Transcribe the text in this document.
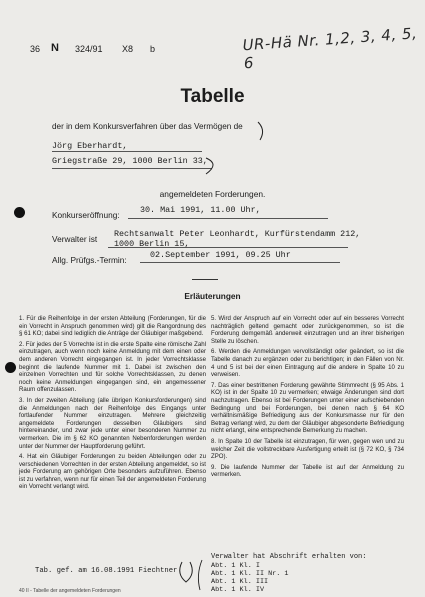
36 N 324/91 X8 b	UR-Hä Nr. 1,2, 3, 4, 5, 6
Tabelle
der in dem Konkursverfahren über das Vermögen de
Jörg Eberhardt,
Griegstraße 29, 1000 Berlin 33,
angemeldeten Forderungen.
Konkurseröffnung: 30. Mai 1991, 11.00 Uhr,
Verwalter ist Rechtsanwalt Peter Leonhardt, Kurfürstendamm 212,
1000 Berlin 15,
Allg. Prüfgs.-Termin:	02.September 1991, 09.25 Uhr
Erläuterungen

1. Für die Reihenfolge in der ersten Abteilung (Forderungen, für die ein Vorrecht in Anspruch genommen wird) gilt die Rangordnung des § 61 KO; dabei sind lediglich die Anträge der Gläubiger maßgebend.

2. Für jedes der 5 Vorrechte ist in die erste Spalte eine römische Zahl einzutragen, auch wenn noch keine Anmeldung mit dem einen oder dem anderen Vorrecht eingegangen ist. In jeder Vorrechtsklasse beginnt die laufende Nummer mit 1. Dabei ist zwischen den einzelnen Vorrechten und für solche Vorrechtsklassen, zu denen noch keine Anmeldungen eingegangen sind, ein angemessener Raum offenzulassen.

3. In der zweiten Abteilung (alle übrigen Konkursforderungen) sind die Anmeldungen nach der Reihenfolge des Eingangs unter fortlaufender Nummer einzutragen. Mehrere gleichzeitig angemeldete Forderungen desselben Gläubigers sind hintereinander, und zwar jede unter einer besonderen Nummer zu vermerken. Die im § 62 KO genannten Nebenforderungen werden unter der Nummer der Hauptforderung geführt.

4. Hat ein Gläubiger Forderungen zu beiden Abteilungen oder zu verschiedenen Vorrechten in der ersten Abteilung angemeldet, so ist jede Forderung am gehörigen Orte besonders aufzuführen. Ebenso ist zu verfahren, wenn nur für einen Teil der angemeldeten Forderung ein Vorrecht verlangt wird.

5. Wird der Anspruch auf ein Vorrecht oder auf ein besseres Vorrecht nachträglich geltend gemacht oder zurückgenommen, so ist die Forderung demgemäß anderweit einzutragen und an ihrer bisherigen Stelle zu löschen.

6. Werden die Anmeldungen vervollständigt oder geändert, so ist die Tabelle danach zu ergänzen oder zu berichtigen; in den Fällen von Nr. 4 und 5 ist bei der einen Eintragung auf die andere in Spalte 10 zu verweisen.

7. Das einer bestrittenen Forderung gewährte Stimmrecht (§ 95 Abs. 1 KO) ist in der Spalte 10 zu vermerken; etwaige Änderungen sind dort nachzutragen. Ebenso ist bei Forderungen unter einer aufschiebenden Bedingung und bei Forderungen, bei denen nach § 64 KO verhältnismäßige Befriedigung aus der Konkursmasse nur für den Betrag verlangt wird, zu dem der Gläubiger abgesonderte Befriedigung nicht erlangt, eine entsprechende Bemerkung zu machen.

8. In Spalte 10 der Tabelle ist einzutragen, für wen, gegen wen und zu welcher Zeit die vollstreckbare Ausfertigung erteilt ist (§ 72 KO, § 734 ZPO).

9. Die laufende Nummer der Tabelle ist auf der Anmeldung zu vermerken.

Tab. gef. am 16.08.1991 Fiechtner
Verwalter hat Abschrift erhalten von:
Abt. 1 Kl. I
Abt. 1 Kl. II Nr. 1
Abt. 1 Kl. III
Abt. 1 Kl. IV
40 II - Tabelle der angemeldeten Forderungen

○ ○ ○

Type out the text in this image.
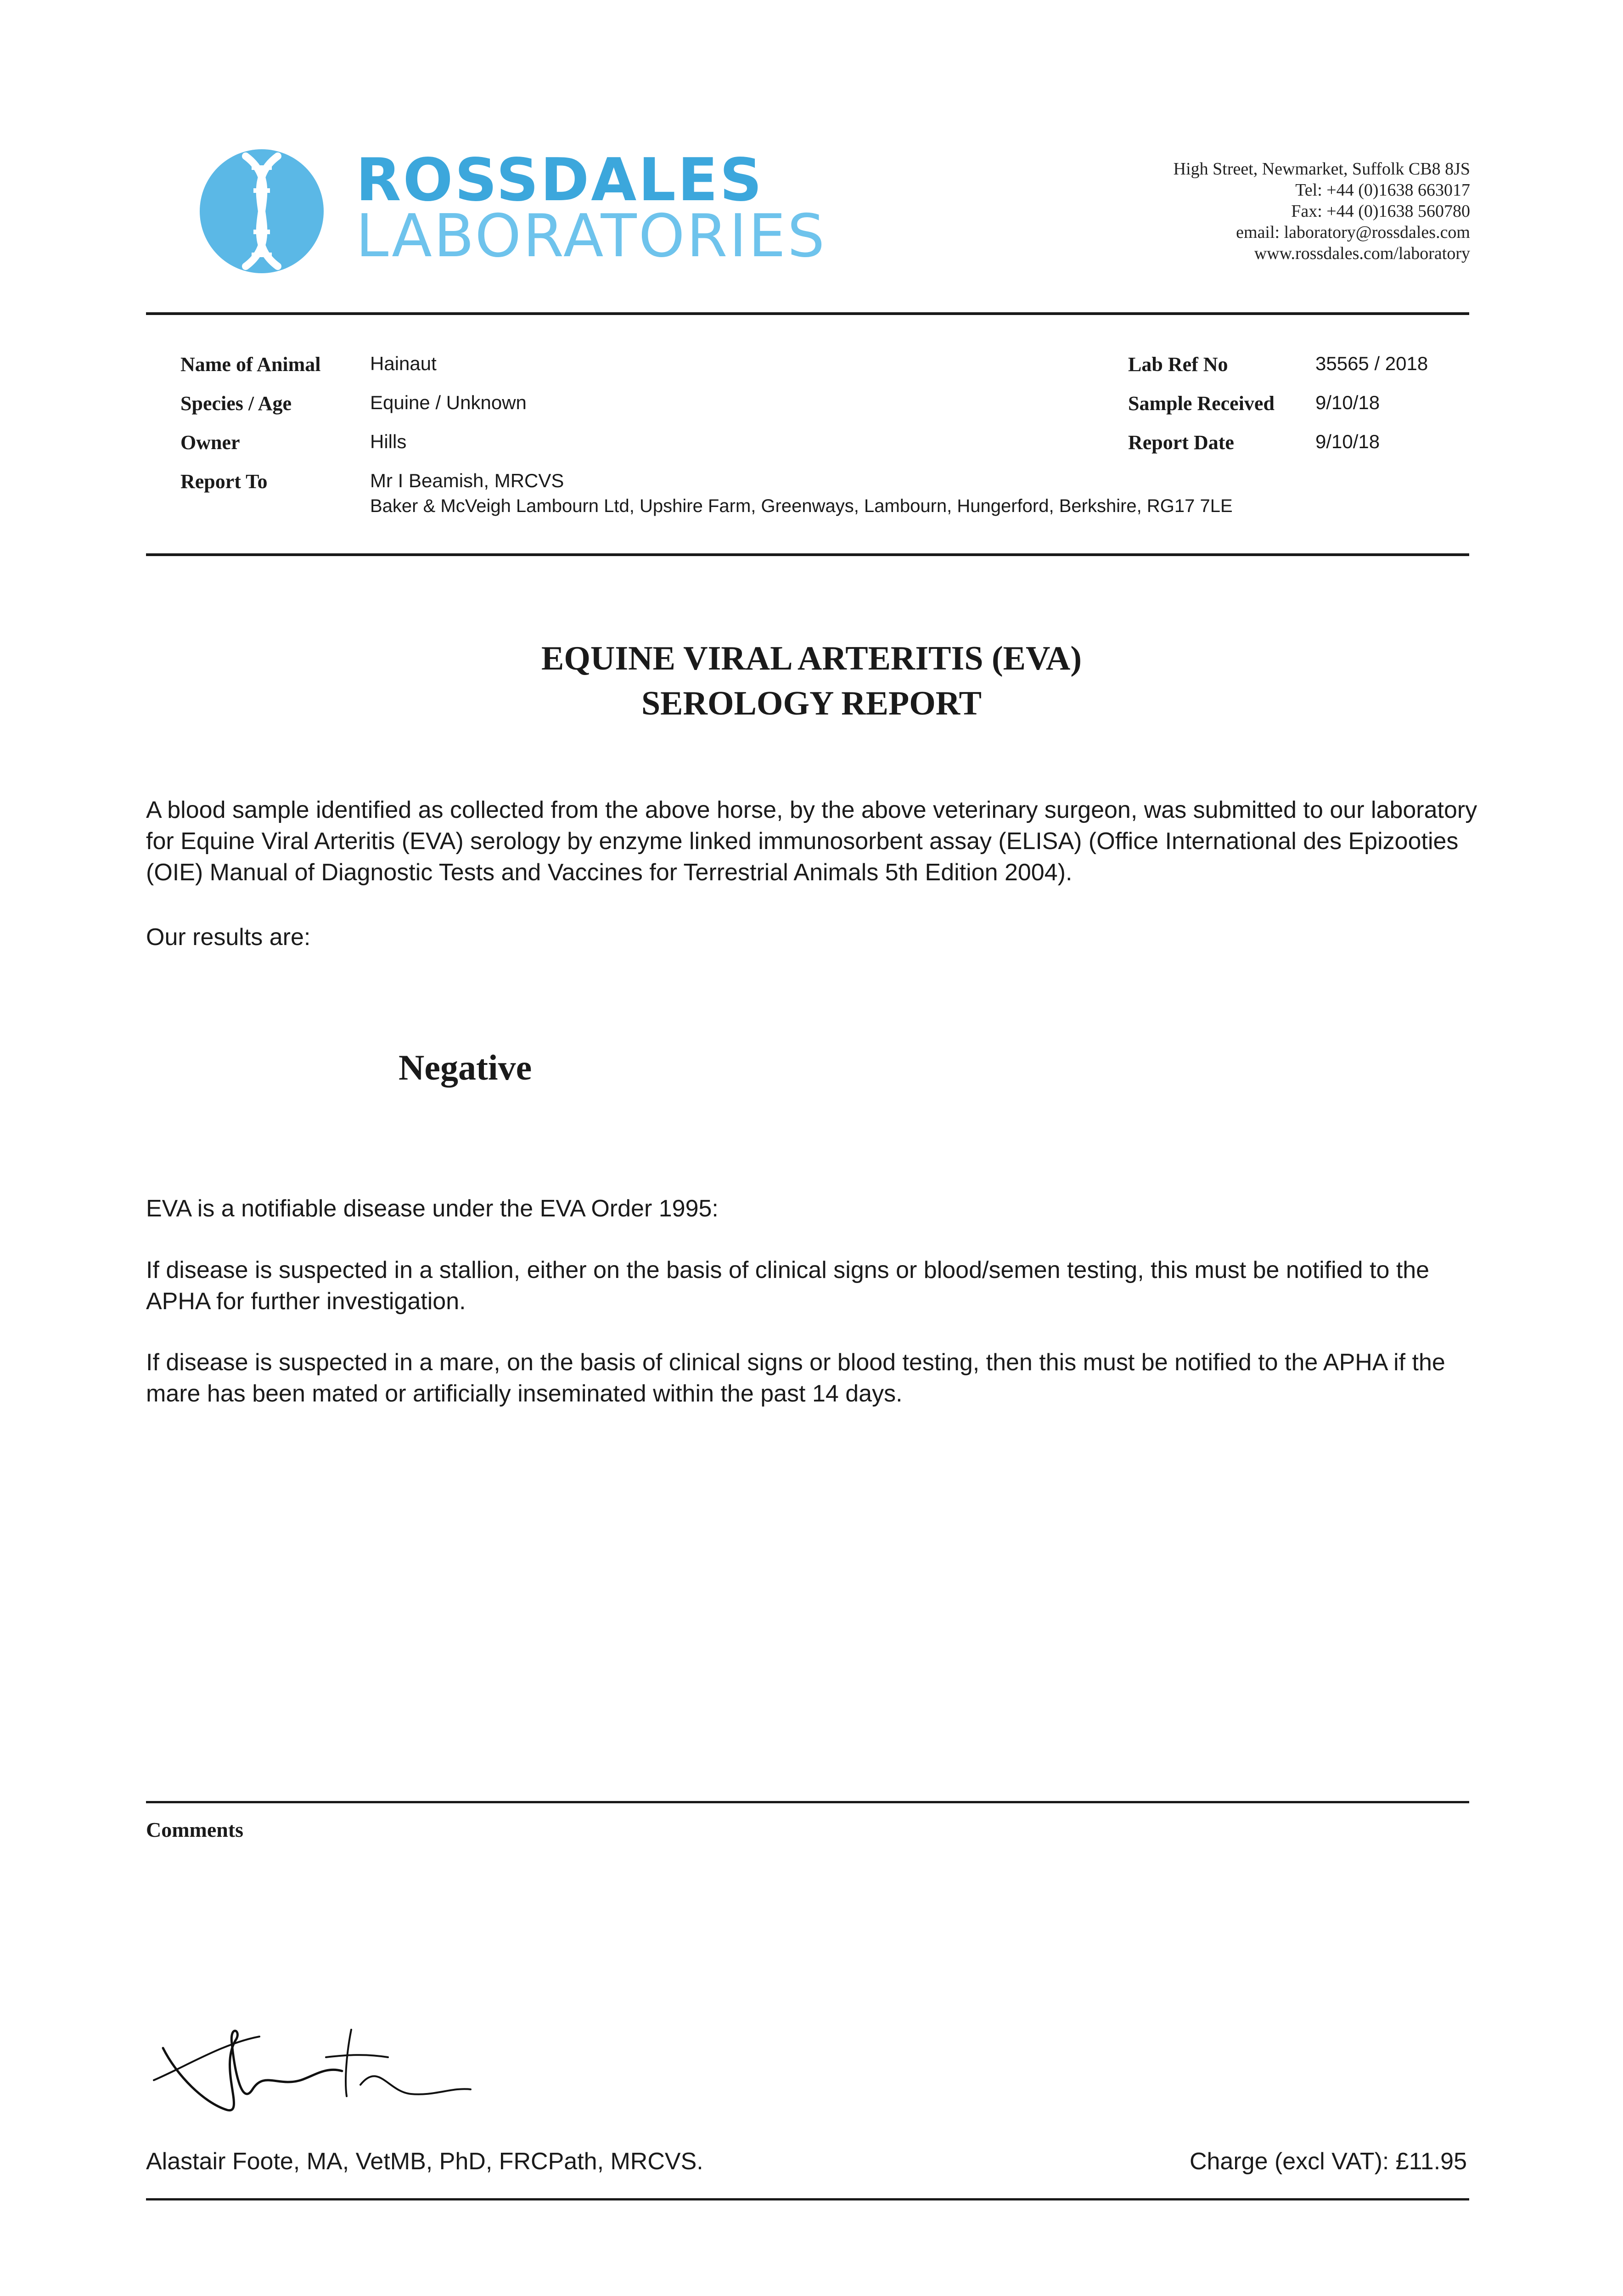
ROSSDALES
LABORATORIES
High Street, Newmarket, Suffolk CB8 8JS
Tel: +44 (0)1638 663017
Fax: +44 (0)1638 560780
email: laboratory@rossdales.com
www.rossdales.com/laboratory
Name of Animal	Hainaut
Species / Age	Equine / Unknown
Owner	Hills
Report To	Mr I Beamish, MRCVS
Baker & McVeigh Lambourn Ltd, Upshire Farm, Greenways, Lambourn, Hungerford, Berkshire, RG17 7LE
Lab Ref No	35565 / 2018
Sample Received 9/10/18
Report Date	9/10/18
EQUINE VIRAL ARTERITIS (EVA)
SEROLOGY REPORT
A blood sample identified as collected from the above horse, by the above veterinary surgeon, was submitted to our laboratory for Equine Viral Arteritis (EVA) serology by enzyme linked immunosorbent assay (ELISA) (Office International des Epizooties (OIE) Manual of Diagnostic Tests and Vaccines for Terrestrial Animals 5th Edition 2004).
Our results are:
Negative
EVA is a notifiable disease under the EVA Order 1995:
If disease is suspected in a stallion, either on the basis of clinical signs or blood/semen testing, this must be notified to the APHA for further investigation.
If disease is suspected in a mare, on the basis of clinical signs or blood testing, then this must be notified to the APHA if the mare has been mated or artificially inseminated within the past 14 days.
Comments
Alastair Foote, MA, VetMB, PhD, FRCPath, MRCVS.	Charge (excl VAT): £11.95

○ ○ ○

▶ EXERCISE: Where does the word "notified" appear in the records above? Return every line that holds it.

▶ RESPONSE BELOW:
If disease is suspected in a stallion, either on the basis of clinical signs or blood/semen testing, this must be notified to the APHA for further investigation.
If disease is suspected in a mare, on the basis of clinical signs or blood testing, then this must be notified to the APHA if the mare has been mated or artificially inseminated within the past 14 days.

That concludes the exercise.